Could you copy every line from the material below in which "this" appears?

> _DATASET CONTENT_:
--*--
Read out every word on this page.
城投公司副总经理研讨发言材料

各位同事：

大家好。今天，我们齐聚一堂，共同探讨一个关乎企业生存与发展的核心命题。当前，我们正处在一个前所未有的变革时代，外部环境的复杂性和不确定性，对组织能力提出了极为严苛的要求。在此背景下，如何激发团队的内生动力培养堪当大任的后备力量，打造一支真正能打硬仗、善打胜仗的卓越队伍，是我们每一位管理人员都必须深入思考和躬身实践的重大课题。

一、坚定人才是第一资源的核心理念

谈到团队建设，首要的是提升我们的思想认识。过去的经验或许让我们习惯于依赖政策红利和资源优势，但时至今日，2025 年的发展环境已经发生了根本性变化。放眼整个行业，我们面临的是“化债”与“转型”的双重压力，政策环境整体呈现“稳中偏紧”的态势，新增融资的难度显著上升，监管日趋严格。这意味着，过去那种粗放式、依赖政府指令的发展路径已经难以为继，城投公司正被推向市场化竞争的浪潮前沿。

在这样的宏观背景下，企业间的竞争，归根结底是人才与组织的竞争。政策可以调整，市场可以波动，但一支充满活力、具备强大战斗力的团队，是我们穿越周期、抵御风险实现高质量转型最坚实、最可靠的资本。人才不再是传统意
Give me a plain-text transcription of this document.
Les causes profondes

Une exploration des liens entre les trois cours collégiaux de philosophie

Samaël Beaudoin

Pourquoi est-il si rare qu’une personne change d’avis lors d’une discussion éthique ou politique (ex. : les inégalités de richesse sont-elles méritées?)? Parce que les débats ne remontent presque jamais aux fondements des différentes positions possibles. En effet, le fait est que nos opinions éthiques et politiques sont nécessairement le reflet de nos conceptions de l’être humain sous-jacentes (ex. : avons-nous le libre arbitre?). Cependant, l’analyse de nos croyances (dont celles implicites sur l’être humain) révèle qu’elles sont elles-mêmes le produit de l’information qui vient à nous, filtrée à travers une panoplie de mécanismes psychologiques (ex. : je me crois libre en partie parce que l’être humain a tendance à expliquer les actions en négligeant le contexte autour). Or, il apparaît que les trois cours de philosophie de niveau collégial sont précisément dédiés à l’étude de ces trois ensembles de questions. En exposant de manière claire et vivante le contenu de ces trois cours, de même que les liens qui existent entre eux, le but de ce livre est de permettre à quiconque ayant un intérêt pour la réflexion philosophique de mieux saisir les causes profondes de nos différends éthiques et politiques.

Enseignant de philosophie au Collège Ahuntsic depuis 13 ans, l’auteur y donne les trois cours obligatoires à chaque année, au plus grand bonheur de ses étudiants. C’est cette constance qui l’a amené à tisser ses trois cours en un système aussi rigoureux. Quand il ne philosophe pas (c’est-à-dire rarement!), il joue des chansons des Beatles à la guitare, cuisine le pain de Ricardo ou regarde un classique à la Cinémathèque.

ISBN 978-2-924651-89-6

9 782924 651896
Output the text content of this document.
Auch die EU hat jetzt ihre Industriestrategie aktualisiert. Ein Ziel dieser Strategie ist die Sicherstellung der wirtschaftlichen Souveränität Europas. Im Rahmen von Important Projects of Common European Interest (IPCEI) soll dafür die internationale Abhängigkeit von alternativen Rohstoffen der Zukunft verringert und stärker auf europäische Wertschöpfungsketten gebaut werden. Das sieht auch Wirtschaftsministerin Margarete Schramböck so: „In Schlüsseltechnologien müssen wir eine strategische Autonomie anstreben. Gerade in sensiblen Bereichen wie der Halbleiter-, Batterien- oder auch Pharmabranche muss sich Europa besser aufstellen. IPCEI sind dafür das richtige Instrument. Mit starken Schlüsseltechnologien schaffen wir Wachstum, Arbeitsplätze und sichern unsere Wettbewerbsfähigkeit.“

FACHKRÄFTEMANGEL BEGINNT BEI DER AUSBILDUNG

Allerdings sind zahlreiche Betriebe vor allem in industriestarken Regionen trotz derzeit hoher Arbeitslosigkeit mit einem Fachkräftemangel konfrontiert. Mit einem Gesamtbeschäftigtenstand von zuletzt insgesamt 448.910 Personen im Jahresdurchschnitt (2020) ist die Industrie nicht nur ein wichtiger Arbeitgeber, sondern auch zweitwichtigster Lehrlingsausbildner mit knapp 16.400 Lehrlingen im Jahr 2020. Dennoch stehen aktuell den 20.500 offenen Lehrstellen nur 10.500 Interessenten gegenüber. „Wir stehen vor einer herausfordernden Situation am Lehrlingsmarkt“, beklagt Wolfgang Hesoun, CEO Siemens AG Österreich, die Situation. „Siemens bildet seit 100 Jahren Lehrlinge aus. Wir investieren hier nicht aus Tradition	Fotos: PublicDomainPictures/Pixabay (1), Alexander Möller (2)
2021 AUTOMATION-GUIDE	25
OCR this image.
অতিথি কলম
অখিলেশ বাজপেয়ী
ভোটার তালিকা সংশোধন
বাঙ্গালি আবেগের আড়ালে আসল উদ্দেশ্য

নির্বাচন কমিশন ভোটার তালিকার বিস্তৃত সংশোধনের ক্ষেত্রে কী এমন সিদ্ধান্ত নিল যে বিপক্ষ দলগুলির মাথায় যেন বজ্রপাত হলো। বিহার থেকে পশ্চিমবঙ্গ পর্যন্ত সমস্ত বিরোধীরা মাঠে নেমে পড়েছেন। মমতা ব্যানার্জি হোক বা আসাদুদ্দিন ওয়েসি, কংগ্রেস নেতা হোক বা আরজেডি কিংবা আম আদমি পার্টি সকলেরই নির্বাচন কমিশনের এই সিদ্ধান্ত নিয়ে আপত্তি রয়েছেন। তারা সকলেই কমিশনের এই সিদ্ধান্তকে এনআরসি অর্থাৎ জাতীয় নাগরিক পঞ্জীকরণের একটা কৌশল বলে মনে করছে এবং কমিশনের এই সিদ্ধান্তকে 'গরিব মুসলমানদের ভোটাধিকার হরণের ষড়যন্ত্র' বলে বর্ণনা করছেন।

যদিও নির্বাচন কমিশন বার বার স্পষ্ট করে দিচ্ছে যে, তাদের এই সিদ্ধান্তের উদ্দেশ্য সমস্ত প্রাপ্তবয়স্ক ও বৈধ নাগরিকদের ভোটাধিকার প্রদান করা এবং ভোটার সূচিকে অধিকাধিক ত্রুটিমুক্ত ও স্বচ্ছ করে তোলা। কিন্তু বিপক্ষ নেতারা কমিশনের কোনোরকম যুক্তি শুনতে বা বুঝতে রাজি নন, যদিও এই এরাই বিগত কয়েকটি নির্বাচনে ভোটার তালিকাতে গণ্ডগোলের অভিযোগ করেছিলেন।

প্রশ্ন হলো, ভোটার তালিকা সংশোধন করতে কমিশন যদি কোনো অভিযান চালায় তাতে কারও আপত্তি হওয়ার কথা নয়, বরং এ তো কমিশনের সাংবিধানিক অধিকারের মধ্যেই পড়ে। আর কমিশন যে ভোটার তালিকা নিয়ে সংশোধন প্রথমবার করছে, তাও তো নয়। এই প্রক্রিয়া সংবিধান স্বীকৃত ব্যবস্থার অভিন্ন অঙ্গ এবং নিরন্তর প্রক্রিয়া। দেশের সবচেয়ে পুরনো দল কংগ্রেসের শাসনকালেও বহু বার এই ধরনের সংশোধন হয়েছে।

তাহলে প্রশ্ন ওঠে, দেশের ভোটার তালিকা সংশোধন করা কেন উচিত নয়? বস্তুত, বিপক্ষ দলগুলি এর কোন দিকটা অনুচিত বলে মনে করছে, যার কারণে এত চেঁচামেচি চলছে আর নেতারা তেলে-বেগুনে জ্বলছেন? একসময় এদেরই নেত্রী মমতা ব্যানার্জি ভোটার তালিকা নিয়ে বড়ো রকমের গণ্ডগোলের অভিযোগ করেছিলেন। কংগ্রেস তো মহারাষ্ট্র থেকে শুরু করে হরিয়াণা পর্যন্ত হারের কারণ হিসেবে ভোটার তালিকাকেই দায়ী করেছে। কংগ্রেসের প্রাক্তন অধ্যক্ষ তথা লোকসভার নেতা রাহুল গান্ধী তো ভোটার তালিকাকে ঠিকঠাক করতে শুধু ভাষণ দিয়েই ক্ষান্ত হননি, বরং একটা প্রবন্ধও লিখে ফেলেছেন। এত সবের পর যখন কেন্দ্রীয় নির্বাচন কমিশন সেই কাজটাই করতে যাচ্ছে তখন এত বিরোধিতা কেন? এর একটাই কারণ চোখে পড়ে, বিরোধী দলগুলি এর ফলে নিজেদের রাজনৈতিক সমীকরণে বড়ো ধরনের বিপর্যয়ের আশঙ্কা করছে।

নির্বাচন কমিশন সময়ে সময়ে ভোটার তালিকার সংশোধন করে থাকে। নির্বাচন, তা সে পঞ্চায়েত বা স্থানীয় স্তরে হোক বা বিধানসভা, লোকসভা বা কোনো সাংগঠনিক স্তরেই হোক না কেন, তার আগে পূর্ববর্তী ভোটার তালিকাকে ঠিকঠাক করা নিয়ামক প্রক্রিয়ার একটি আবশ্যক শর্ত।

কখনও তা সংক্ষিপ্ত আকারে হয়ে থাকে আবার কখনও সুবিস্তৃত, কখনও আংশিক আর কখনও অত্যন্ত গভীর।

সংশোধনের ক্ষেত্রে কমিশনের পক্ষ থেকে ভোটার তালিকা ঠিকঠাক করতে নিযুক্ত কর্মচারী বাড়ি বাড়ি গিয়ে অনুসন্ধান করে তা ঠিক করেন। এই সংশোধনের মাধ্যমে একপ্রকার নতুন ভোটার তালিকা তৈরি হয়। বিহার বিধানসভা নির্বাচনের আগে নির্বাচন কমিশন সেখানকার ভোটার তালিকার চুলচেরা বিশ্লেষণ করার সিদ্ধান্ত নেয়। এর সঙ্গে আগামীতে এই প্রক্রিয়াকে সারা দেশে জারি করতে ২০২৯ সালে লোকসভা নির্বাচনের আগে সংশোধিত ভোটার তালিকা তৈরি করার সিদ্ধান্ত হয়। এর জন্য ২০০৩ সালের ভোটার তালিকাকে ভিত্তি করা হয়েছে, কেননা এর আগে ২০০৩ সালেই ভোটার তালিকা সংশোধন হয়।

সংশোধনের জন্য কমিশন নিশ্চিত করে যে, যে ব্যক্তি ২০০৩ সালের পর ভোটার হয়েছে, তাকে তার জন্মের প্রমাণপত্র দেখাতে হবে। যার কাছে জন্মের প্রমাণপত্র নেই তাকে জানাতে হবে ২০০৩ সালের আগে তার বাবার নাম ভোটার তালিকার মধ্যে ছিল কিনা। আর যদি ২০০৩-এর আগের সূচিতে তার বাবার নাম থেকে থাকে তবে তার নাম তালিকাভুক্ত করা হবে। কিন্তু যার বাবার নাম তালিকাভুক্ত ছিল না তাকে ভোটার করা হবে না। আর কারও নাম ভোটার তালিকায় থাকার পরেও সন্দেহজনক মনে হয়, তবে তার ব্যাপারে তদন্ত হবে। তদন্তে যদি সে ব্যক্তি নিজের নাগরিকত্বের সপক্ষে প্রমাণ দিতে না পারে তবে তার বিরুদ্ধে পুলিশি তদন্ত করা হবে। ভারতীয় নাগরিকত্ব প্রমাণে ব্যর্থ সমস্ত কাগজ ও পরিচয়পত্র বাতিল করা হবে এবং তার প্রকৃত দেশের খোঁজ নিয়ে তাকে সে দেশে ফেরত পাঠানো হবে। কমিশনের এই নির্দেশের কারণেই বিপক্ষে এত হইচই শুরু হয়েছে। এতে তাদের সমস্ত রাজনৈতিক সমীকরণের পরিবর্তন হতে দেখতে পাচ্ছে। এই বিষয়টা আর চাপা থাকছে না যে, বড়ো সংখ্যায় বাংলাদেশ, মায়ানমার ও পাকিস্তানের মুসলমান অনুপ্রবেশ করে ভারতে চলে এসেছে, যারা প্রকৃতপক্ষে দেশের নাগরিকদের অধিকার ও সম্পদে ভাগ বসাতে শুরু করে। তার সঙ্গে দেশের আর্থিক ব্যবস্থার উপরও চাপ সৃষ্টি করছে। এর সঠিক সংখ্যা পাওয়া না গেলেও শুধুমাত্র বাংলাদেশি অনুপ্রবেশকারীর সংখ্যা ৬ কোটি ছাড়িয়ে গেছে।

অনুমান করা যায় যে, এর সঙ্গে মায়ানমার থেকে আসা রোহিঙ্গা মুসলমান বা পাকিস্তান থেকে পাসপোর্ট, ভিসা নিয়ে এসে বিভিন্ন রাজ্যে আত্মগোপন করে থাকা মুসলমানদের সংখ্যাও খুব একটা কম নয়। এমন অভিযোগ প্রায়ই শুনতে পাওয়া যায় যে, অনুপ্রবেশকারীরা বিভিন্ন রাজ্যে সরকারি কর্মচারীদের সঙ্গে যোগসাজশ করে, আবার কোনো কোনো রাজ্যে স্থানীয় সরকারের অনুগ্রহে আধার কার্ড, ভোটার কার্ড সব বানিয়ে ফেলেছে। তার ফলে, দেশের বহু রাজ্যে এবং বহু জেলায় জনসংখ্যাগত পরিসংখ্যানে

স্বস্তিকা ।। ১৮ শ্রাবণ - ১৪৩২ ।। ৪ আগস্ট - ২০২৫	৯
--*--
> _TASK RESPONSE_:
Read out every word on this page.
Give me a plain-text transcription of this document.
Output the text content of this document.
OCR this image.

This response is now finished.